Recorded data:
------------------------------------------------
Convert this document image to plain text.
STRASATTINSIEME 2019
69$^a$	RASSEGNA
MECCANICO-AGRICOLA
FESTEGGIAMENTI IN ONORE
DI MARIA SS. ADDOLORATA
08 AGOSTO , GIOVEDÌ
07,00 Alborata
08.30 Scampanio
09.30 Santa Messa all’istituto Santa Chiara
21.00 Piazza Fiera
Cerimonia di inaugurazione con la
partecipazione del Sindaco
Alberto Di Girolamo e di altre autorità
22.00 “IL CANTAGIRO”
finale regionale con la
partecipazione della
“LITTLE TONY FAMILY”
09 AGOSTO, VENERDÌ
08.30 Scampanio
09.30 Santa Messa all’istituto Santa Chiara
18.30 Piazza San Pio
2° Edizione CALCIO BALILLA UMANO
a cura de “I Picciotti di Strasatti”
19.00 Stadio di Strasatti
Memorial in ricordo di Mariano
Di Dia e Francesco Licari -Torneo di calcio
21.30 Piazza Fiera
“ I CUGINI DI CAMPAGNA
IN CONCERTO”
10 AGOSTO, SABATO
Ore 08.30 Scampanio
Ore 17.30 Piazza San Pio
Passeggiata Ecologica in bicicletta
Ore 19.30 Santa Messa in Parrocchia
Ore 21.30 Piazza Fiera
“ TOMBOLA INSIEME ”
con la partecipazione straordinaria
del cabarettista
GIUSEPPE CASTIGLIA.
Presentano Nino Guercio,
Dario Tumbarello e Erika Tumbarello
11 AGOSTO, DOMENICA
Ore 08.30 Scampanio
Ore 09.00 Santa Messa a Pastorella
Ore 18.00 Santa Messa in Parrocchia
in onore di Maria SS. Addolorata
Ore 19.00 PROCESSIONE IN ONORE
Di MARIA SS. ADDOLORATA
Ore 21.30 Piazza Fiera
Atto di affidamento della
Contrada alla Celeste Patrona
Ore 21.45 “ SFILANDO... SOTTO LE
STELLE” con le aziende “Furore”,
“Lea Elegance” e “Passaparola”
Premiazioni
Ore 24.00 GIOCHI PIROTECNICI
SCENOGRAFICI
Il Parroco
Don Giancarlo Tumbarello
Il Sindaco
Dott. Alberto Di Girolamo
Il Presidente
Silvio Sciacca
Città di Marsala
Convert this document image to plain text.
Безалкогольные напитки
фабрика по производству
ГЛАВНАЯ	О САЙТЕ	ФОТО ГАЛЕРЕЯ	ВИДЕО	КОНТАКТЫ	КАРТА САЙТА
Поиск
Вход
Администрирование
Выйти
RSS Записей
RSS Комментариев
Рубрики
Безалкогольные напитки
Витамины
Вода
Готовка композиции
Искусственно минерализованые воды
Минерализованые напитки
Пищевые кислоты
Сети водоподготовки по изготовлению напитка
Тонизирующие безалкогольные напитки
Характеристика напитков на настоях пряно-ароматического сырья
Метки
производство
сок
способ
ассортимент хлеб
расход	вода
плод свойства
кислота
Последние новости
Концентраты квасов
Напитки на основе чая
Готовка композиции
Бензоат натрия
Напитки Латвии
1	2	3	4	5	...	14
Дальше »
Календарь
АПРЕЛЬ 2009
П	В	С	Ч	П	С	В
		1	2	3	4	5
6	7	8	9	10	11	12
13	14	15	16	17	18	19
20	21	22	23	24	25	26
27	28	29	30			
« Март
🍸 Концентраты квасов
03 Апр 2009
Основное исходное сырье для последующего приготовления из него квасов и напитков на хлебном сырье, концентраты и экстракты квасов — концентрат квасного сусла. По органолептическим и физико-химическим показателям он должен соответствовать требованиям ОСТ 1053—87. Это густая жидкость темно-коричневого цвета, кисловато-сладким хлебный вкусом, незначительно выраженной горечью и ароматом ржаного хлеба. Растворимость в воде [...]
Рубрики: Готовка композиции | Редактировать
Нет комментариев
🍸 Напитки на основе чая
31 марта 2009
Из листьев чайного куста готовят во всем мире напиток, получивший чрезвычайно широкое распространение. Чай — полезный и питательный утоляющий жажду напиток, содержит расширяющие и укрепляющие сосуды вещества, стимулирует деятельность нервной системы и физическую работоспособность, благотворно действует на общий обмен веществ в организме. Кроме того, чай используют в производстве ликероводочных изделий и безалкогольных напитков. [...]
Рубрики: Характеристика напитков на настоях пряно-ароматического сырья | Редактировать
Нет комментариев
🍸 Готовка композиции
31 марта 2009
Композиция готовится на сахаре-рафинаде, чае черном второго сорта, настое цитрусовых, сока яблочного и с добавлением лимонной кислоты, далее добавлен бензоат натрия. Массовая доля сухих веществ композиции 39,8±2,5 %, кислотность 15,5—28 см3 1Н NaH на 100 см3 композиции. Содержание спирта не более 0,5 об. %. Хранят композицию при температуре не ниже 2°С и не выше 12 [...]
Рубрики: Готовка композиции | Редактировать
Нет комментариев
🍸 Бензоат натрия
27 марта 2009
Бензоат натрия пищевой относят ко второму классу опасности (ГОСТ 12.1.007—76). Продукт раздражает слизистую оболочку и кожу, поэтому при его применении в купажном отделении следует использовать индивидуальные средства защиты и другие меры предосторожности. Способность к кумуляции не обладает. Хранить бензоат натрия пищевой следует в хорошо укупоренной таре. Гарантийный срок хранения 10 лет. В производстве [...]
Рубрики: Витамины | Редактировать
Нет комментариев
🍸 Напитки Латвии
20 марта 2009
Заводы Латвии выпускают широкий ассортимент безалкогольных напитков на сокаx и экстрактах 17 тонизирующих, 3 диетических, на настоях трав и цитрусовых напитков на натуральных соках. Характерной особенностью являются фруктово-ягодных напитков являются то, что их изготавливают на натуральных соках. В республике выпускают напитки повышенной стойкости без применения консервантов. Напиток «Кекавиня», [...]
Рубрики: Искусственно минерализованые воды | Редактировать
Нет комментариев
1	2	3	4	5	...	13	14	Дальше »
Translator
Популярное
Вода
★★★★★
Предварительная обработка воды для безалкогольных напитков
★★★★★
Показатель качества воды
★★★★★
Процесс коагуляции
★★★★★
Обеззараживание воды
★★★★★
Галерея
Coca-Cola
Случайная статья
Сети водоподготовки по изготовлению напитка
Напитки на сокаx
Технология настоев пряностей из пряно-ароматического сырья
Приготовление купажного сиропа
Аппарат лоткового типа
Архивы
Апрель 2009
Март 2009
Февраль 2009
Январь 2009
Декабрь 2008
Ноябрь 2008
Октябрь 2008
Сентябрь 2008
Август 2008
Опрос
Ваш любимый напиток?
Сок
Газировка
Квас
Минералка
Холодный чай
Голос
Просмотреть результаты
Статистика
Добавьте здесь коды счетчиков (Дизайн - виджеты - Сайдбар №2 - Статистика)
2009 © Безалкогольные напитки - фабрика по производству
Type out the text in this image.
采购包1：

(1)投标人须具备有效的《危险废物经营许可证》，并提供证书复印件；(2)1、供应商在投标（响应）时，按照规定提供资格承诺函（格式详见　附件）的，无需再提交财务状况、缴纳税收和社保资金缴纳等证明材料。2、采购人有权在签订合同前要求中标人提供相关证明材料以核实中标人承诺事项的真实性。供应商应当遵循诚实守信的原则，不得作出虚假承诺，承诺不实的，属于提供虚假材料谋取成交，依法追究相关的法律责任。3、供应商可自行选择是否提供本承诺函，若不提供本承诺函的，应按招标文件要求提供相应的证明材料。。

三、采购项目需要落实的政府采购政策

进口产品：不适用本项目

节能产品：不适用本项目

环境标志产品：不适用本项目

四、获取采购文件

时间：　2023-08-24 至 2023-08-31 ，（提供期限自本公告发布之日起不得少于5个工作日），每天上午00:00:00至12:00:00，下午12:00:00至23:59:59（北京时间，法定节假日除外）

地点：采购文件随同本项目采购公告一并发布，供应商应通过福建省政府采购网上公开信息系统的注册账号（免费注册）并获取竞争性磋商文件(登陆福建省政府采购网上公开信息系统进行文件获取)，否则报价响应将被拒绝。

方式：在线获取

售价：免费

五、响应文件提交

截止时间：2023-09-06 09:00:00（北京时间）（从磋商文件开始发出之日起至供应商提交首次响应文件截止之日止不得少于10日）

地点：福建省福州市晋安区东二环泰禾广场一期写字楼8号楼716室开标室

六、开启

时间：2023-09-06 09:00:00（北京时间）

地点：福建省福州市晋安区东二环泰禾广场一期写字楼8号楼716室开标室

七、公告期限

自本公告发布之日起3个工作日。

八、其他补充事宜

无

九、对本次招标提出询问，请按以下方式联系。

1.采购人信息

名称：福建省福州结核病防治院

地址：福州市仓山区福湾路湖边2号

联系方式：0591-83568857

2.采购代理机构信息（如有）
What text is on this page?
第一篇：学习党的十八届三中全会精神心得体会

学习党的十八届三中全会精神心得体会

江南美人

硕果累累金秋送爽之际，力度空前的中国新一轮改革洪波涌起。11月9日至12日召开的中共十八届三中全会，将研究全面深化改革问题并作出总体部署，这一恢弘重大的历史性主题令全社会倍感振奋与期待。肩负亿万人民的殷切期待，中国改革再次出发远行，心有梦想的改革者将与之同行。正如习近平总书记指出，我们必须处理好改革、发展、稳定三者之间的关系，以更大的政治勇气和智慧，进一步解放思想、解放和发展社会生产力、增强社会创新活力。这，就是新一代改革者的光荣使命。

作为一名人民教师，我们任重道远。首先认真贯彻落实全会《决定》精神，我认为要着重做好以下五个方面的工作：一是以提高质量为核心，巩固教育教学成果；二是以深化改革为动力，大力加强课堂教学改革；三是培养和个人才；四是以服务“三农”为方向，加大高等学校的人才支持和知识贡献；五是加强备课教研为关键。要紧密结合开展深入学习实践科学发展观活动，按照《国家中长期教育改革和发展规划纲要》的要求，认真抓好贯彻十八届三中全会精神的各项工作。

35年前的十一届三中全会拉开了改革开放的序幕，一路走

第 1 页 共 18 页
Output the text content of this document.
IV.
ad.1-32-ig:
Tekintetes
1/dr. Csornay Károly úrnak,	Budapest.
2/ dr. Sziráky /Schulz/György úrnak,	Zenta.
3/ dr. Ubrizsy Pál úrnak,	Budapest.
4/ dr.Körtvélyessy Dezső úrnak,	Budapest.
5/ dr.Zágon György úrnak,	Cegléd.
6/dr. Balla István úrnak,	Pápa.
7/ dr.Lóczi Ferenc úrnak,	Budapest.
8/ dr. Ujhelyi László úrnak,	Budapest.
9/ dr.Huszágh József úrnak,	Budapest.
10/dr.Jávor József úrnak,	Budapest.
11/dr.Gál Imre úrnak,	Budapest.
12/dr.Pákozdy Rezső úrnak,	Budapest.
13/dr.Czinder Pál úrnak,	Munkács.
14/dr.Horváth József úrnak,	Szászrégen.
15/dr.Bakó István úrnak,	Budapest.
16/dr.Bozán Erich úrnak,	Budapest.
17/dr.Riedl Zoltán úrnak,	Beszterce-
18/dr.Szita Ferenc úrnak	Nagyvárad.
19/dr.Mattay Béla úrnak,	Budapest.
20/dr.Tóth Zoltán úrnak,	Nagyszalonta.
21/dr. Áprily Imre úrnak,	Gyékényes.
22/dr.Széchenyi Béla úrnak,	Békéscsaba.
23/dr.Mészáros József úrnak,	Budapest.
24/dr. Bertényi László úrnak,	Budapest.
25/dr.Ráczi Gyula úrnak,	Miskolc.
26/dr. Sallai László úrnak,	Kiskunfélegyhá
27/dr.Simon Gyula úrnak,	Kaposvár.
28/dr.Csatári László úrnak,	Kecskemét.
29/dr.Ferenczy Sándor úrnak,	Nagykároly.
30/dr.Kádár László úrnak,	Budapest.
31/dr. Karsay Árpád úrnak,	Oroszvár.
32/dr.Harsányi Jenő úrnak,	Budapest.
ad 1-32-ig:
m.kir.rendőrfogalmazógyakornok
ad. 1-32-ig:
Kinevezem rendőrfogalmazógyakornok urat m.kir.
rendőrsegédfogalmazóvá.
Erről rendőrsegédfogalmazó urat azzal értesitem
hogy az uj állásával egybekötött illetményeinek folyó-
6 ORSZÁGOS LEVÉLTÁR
------------------------------------------------
### Goal
Look for lines containing the string "György" and copy them all.

### Output
2/ dr. Sziráky /Schulz/György úrnak,	Zenta.
5/ dr.Zágon György úrnak,	Cegléd.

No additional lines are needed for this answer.